**What the task requires**
Each entry needs to be restated exactly as written.

**Extracted data**
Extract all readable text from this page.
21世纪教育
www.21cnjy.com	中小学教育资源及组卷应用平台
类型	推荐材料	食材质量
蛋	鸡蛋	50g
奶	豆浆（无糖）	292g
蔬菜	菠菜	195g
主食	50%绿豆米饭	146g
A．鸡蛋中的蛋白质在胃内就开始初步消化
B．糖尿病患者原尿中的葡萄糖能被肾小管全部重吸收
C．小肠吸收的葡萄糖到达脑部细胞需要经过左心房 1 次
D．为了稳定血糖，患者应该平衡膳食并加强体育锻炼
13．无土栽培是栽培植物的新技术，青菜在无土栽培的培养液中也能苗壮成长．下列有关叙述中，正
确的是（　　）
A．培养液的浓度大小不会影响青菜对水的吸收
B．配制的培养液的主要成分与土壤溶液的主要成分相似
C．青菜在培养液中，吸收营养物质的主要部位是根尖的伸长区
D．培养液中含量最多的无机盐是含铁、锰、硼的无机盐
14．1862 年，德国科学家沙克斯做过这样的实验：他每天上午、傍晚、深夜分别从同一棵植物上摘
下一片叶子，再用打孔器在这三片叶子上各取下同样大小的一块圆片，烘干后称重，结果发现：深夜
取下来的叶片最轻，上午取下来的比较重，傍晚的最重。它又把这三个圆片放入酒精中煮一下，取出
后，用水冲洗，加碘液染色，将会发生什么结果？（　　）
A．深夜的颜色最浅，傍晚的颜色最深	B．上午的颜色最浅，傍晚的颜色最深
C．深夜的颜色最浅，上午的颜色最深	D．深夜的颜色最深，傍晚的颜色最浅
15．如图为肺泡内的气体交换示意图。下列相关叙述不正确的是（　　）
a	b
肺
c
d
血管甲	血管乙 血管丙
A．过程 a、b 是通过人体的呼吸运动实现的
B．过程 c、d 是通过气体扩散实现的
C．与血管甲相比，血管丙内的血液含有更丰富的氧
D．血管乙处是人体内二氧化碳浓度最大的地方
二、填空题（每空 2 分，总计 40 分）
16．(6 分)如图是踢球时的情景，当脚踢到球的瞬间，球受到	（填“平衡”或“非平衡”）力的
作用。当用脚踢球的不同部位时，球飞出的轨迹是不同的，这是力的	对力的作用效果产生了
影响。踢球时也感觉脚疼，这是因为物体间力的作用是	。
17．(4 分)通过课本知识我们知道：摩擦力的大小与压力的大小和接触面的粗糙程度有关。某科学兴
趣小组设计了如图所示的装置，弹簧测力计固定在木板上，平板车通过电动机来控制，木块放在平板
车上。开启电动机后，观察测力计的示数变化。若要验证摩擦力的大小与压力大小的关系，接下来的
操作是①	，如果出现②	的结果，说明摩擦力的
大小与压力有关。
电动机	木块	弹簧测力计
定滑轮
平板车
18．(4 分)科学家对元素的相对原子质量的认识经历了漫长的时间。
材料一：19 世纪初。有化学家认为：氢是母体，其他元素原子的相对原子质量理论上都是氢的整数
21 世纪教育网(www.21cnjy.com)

**Output**
Extract all readable text from this page.
21世纪教育
www.21cnjy.com	中小学教育资源及组卷应用平台
类型	推荐材料	食材质量
蛋	鸡蛋	50g
奶	豆浆（无糖）	292g
蔬菜	菠菜	195g
主食	50%绿豆米饭	146g
A．鸡蛋中的蛋白质在胃内就开始初步消化
B．糖尿病患者原尿中的葡萄糖能被肾小管全部重吸收
C．小肠吸收的葡萄糖到达脑部细胞需要经过左心房 1 次
D．为了稳定血糖，患者应该平衡膳食并加强体育锻炼
13．无土栽培是栽培植物的新技术，青菜在无土栽培的培养液中也能苗壮成长．下列有关叙述中，正
确的是（　　）
A．培养液的浓度大小不会影响青菜对水的吸收
B．配制的培养液的主要成分与土壤溶液的主要成分相似
C．青菜在培养液中，吸收营养物质的主要部位是根尖的伸长区
D．培养液中含量最多的无机盐是含铁、锰、硼的无机盐
14．1862 年，德国科学家沙克斯做过这样的实验：他每天上午、傍晚、深夜分别从同一棵植物上摘
下一片叶子，再用打孔器在这三片叶子上各取下同样大小的一块圆片，烘干后称重，结果发现：深夜
取下来的叶片最轻，上午取下来的比较重，傍晚的最重。它又把这三个圆片放入酒精中煮一下，取出
后，用水冲洗，加碘液染色，将会发生什么结果？（　　）
A．深夜的颜色最浅，傍晚的颜色最深	B．上午的颜色最浅，傍晚的颜色最深
C．深夜的颜色最浅，上午的颜色最深	D．深夜的颜色最深，傍晚的颜色最浅
15．如图为肺泡内的气体交换示意图。下列相关叙述不正确的是（　　）
a	b
肺
c
d
血管甲	血管乙 血管丙
A．过程 a、b 是通过人体的呼吸运动实现的
B．过程 c、d 是通过气体扩散实现的
C．与血管甲相比，血管丙内的血液含有更丰富的氧
D．血管乙处是人体内二氧化碳浓度最大的地方
二、填空题（每空 2 分，总计 40 分）
16．(6 分)如图是踢球时的情景，当脚踢到球的瞬间，球受到	（填“平衡”或“非平衡”）力的
作用。当用脚踢球的不同部位时，球飞出的轨迹是不同的，这是力的	对力的作用效果产生了
影响。踢球时也感觉脚疼，这是因为物体间力的作用是	。
17．(4 分)通过课本知识我们知道：摩擦力的大小与压力的大小和接触面的粗糙程度有关。某科学兴
趣小组设计了如图所示的装置，弹簧测力计固定在木板上，平板车通过电动机来控制，木块放在平板
车上。开启电动机后，观察测力计的示数变化。若要验证摩擦力的大小与压力大小的关系，接下来的
操作是①	，如果出现②	的结果，说明摩擦力的
大小与压力有关。
电动机	木块	弹簧测力计
定滑轮
平板车
18．(4 分)科学家对元素的相对原子质量的认识经历了漫长的时间。
材料一：19 世纪初。有化学家认为：氢是母体，其他元素原子的相对原子质量理论上都是氢的整数
21 世纪教育网(www.21cnjy.com)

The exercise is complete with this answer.